**MATERIAL SUPPLIED**
▶
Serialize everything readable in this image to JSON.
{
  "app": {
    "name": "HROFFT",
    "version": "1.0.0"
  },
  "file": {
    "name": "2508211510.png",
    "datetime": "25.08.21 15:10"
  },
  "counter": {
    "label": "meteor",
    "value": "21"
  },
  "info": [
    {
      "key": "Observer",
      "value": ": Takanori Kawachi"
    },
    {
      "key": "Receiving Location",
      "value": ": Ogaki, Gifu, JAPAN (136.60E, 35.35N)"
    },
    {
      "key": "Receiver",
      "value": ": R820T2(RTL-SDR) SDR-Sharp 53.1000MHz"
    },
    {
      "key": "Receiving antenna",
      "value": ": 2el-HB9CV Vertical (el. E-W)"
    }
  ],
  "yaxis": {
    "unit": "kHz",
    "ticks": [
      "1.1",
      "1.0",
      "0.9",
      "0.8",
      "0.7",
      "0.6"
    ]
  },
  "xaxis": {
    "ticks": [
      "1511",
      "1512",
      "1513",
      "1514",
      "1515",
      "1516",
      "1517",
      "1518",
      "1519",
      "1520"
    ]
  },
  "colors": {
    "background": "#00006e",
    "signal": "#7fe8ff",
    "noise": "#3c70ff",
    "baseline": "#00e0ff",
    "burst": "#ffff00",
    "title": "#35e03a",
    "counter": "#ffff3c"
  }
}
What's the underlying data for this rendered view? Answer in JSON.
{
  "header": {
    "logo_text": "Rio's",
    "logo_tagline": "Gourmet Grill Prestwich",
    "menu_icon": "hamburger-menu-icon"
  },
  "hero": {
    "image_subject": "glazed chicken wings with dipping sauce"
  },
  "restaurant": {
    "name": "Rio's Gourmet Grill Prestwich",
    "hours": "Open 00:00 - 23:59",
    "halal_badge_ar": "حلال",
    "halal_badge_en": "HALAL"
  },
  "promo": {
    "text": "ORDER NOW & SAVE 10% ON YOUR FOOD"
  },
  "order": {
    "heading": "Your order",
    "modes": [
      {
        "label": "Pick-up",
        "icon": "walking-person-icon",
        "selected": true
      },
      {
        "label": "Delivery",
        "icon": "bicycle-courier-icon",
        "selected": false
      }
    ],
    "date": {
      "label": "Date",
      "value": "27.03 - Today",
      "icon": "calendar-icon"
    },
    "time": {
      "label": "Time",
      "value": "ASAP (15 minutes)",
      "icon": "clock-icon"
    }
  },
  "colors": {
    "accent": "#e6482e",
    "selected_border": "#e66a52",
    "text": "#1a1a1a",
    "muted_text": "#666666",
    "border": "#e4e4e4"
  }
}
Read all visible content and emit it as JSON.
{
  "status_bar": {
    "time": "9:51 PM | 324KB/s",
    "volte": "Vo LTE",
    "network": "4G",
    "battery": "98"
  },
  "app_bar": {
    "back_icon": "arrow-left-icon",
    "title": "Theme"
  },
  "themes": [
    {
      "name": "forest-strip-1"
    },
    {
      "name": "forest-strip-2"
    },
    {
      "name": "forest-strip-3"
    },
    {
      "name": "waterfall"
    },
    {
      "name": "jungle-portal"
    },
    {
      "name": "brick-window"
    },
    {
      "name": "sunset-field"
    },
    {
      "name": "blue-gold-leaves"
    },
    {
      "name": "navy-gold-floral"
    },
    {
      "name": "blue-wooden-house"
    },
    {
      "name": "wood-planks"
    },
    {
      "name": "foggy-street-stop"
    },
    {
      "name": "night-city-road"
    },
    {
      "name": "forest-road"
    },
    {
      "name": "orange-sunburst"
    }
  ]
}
◀
**EXERCISE INSTRUCTIONS**
Print the listing above in full, exactly as it is.

**THE ANSWER**
Serialize everything readable in this image to JSON.
{
  "app": {
    "name": "HROFFT",
    "version": "1.0.0"
  },
  "file": {
    "name": "2508211510.png",
    "datetime": "25.08.21 15:10"
  },
  "counter": {
    "label": "meteor",
    "value": "21"
  },
  "info": [
    {
      "key": "Observer",
      "value": ": Takanori Kawachi"
    },
    {
      "key": "Receiving Location",
      "value": ": Ogaki, Gifu, JAPAN (136.60E, 35.35N)"
    },
    {
      "key": "Receiver",
      "value": ": R820T2(RTL-SDR) SDR-Sharp 53.1000MHz"
    },
    {
      "key": "Receiving antenna",
      "value": ": 2el-HB9CV Vertical (el. E-W)"
    }
  ],
  "yaxis": {
    "unit": "kHz",
    "ticks": [
      "1.1",
      "1.0",
      "0.9",
      "0.8",
      "0.7",
      "0.6"
    ]
  },
  "xaxis": {
    "ticks": [
      "1511",
      "1512",
      "1513",
      "1514",
      "1515",
      "1516",
      "1517",
      "1518",
      "1519",
      "1520"
    ]
  },
  "colors": {
    "background": "#00006e",
    "signal": "#7fe8ff",
    "noise": "#3c70ff",
    "baseline": "#00e0ff",
    "burst": "#ffff00",
    "title": "#35e03a",
    "counter": "#ffff3c"
  }
}
What's the underlying data for this rendered view? Answer in JSON.
{
  "header": {
    "logo_text": "Rio's",
    "logo_tagline": "Gourmet Grill Prestwich",
    "menu_icon": "hamburger-menu-icon"
  },
  "hero": {
    "image_subject": "glazed chicken wings with dipping sauce"
  },
  "restaurant": {
    "name": "Rio's Gourmet Grill Prestwich",
    "hours": "Open 00:00 - 23:59",
    "halal_badge_ar": "حلال",
    "halal_badge_en": "HALAL"
  },
  "promo": {
    "text": "ORDER NOW & SAVE 10% ON YOUR FOOD"
  },
  "order": {
    "heading": "Your order",
    "modes": [
      {
        "label": "Pick-up",
        "icon": "walking-person-icon",
        "selected": true
      },
      {
        "label": "Delivery",
        "icon": "bicycle-courier-icon",
        "selected": false
      }
    ],
    "date": {
      "label": "Date",
      "value": "27.03 - Today",
      "icon": "calendar-icon"
    },
    "time": {
      "label": "Time",
      "value": "ASAP (15 minutes)",
      "icon": "clock-icon"
    }
  },
  "colors": {
    "accent": "#e6482e",
    "selected_border": "#e66a52",
    "text": "#1a1a1a",
    "muted_text": "#666666",
    "border": "#e4e4e4"
  }
}
Read all visible content and emit it as JSON.
{
  "status_bar": {
    "time": "9:51 PM | 324KB/s",
    "volte": "Vo LTE",
    "network": "4G",
    "battery": "98"
  },
  "app_bar": {
    "back_icon": "arrow-left-icon",
    "title": "Theme"
  },
  "themes": [
    {
      "name": "forest-strip-1"
    },
    {
      "name": "forest-strip-2"
    },
    {
      "name": "forest-strip-3"
    },
    {
      "name": "waterfall"
    },
    {
      "name": "jungle-portal"
    },
    {
      "name": "brick-window"
    },
    {
      "name": "sunset-field"
    },
    {
      "name": "blue-gold-leaves"
    },
    {
      "name": "navy-gold-floral"
    },
    {
      "name": "blue-wooden-house"
    },
    {
      "name": "wood-planks"
    },
    {
      "name": "foggy-street-stop"
    },
    {
      "name": "night-city-road"
    },
    {
      "name": "forest-road"
    },
    {
      "name": "orange-sunburst"
    }
  ]
}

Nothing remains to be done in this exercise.